» WRITTEN PROBLEM
Copy out the data below as written; omit any images.

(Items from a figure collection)
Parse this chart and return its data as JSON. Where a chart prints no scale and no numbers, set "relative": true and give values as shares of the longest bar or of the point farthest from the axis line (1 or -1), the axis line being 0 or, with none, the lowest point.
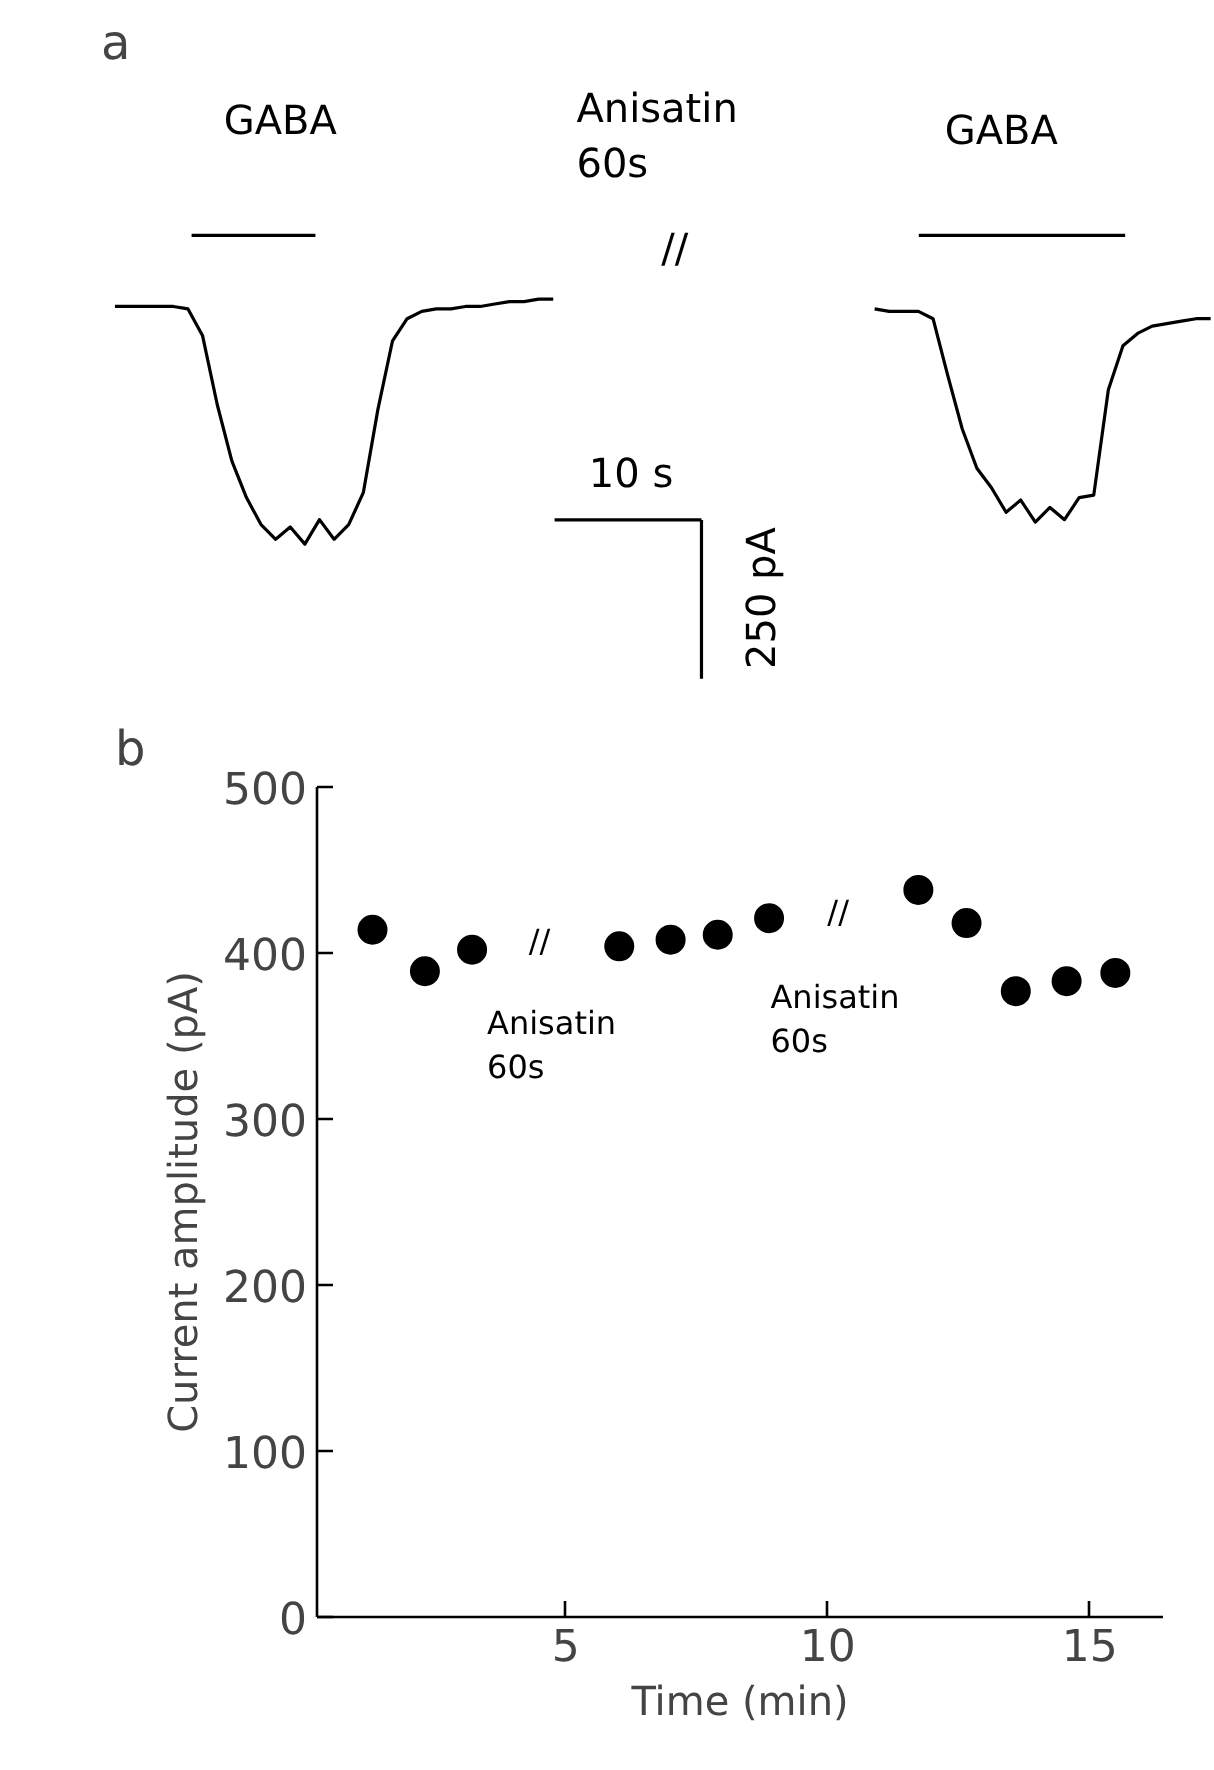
{
  "chart_data": [
    {
      "type": "line",
      "title": "a",
      "relative": true,
      "grid": false,
      "categories": [
        null,
        null,
        null,
        null,
        null,
        null,
        null,
        null,
        null,
        null,
        null,
        null,
        null,
        null,
        null,
        null,
        null,
        null,
        null,
        null,
        null,
        null,
        null,
        null,
        null,
        null,
        null,
        null,
        null,
        null,
        null,
        null,
        null,
        null,
        null,
        null,
        null,
        null,
        null,
        null,
        null,
        null,
        null,
        null,
        null,
        null,
        null,
        null,
        null,
        null,
        null,
        null,
        null,
        null,
        null,
        null,
        null,
        null,
        null,
        null,
        null,
        null,
        null,
        null,
        null,
        null,
        null,
        null,
        null,
        null,
        null,
        null,
        null,
        null,
        null,
        null
      ],
      "series": [
        {
          "color": "#000000",
          "values": [
            0.97,
            0.97,
            0.97,
            0.97,
            0.97,
            0.96,
            0.85,
            0.57,
            0.34,
            0.19,
            0.08,
            0.02,
            0.07,
            0,
            0.1,
            0.02,
            0.08,
            0.21,
            0.55,
            0.83,
            0.92,
            0.95,
            0.96,
            0.96,
            0.97,
            0.97,
            0.98,
            0.99,
            0.99,
            1.0,
            1.0,
            null,
            null,
            null,
            null,
            null,
            null,
            null,
            null,
            null,
            null,
            null,
            null,
            null,
            null,
            null,
            null,
            null,
            null,
            null,
            null,
            null,
            null,
            null,
            null,
            null,
            null,
            null,
            null,
            null,
            null,
            null,
            null,
            null,
            null,
            null,
            null,
            null,
            null,
            null,
            null,
            null,
            null,
            null,
            null,
            null
          ]
        },
        {
          "color": "#000000",
          "values": [
            null,
            null,
            null,
            null,
            null,
            null,
            null,
            null,
            null,
            null,
            null,
            null,
            null,
            null,
            null,
            null,
            null,
            null,
            null,
            null,
            null,
            null,
            null,
            null,
            null,
            null,
            null,
            null,
            null,
            null,
            null,
            null,
            null,
            null,
            null,
            null,
            null,
            null,
            null,
            null,
            null,
            null,
            null,
            null,
            null,
            null,
            null,
            null,
            null,
            null,
            null,
            null,
            0.96,
            0.95,
            0.95,
            0.95,
            0.92,
            0.69,
            0.47,
            0.31,
            0.23,
            0.13,
            0.18,
            0.09,
            0.15,
            0.1,
            0.19,
            0.2,
            0.63,
            0.81,
            0.86,
            0.89,
            0.9,
            0.91,
            0.92,
            0.92
          ]
        }
      ],
      "annotations": [
        "GABA",
        "GABA",
        "Anisatin\n60s",
        "10 s",
        "250 pA",
        "//"
      ]
    },
    {
      "type": "scatter",
      "title": "b",
      "xlabel": "Time (min)",
      "ylabel": "Current amplitude (pA)",
      "grid": false,
      "marker": "circle",
      "xlim": [
        0.25,
        16.4
      ],
      "ylim": [
        0,
        500
      ],
      "xticks": [
        5,
        10,
        15
      ],
      "yticks": [
        0,
        100,
        200,
        300,
        400,
        500
      ],
      "x": [
        1.31,
        2.31,
        3.21,
        6.02,
        7.0,
        7.9,
        8.88,
        11.73,
        12.65,
        13.59,
        14.56,
        15.49
      ],
      "values": [
        414,
        389,
        402,
        404,
        408,
        411,
        421,
        438,
        418,
        377,
        383,
        388
      ],
      "color": "#000000",
      "annotations": [
        "//",
        "Anisatin\n60s",
        "//",
        "Anisatin\n60s"
      ]
    }
  ]
}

» EXERCISE ANSWER
Parse this chart and return its data as JSON. Where a chart prints no scale and no numbers, set "relative": true and give values as shares of the longest bar or of the point farthest from the axis line (1 or -1), the axis line being 0 or, with none, the lowest point.
{
  "chart_data": [
    {
      "type": "line",
      "title": "a",
      "relative": true,
      "grid": false,
      "categories": [
        null,
        null,
        null,
        null,
        null,
        null,
        null,
        null,
        null,
        null,
        null,
        null,
        null,
        null,
        null,
        null,
        null,
        null,
        null,
        null,
        null,
        null,
        null,
        null,
        null,
        null,
        null,
        null,
        null,
        null,
        null,
        null,
        null,
        null,
        null,
        null,
        null,
        null,
        null,
        null,
        null,
        null,
        null,
        null,
        null,
        null,
        null,
        null,
        null,
        null,
        null,
        null,
        null,
        null,
        null,
        null,
        null,
        null,
        null,
        null,
        null,
        null,
        null,
        null,
        null,
        null,
        null,
        null,
        null,
        null,
        null,
        null,
        null,
        null,
        null,
        null
      ],
      "series": [
        {
          "color": "#000000",
          "values": [
            0.97,
            0.97,
            0.97,
            0.97,
            0.97,
            0.96,
            0.85,
            0.57,
            0.34,
            0.19,
            0.08,
            0.02,
            0.07,
            0,
            0.1,
            0.02,
            0.08,
            0.21,
            0.55,
            0.83,
            0.92,
            0.95,
            0.96,
            0.96,
            0.97,
            0.97,
            0.98,
            0.99,
            0.99,
            1.0,
            1.0,
            null,
            null,
            null,
            null,
            null,
            null,
            null,
            null,
            null,
            null,
            null,
            null,
            null,
            null,
            null,
            null,
            null,
            null,
            null,
            null,
            null,
            null,
            null,
            null,
            null,
            null,
            null,
            null,
            null,
            null,
            null,
            null,
            null,
            null,
            null,
            null,
            null,
            null,
            null,
            null,
            null,
            null,
            null,
            null,
            null
          ]
        },
        {
          "color": "#000000",
          "values": [
            null,
            null,
            null,
            null,
            null,
            null,
            null,
            null,
            null,
            null,
            null,
            null,
            null,
            null,
            null,
            null,
            null,
            null,
            null,
            null,
            null,
            null,
            null,
            null,
            null,
            null,
            null,
            null,
            null,
            null,
            null,
            null,
            null,
            null,
            null,
            null,
            null,
            null,
            null,
            null,
            null,
            null,
            null,
            null,
            null,
            null,
            null,
            null,
            null,
            null,
            null,
            null,
            0.96,
            0.95,
            0.95,
            0.95,
            0.92,
            0.69,
            0.47,
            0.31,
            0.23,
            0.13,
            0.18,
            0.09,
            0.15,
            0.1,
            0.19,
            0.2,
            0.63,
            0.81,
            0.86,
            0.89,
            0.9,
            0.91,
            0.92,
            0.92
          ]
        }
      ],
      "annotations": [
        "GABA",
        "GABA",
        "Anisatin\n60s",
        "10 s",
        "250 pA",
        "//"
      ]
    },
    {
      "type": "scatter",
      "title": "b",
      "xlabel": "Time (min)",
      "ylabel": "Current amplitude (pA)",
      "grid": false,
      "marker": "circle",
      "xlim": [
        0.25,
        16.4
      ],
      "ylim": [
        0,
        500
      ],
      "xticks": [
        5,
        10,
        15
      ],
      "yticks": [
        0,
        100,
        200,
        300,
        400,
        500
      ],
      "x": [
        1.31,
        2.31,
        3.21,
        6.02,
        7.0,
        7.9,
        8.88,
        11.73,
        12.65,
        13.59,
        14.56,
        15.49
      ],
      "values": [
        414,
        389,
        402,
        404,
        408,
        411,
        421,
        438,
        418,
        377,
        383,
        388
      ],
      "color": "#000000",
      "annotations": [
        "//",
        "Anisatin\n60s",
        "//",
        "Anisatin\n60s"
      ]
    }
  ]
}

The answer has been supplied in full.